### Excerpted data
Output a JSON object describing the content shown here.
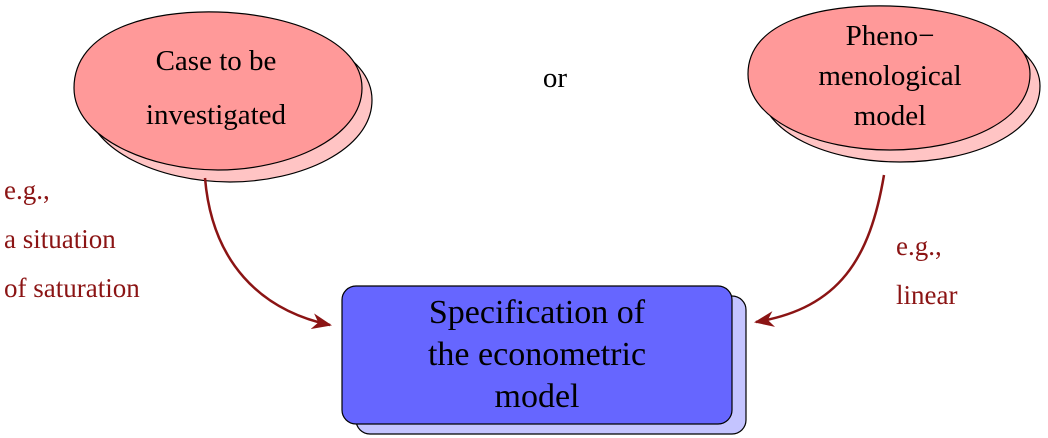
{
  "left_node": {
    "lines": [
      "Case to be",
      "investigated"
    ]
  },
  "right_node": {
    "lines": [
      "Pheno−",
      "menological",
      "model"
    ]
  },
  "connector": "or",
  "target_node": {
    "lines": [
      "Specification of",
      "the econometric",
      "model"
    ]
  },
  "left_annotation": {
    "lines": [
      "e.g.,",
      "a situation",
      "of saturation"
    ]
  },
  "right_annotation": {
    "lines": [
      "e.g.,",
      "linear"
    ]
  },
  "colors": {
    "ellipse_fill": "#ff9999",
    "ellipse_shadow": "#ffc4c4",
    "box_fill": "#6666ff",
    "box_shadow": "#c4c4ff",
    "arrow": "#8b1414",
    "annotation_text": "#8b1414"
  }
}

### Work to do
Strip the images and reproduce the remaining records precisely.

### Expected output
Output a JSON object describing the content shown here.
{
  "left_node": {
    "lines": [
      "Case to be",
      "investigated"
    ]
  },
  "right_node": {
    "lines": [
      "Pheno−",
      "menological",
      "model"
    ]
  },
  "connector": "or",
  "target_node": {
    "lines": [
      "Specification of",
      "the econometric",
      "model"
    ]
  },
  "left_annotation": {
    "lines": [
      "e.g.,",
      "a situation",
      "of saturation"
    ]
  },
  "right_annotation": {
    "lines": [
      "e.g.,",
      "linear"
    ]
  },
  "colors": {
    "ellipse_fill": "#ff9999",
    "ellipse_shadow": "#ffc4c4",
    "box_fill": "#6666ff",
    "box_shadow": "#c4c4ff",
    "arrow": "#8b1414",
    "annotation_text": "#8b1414"
  }
}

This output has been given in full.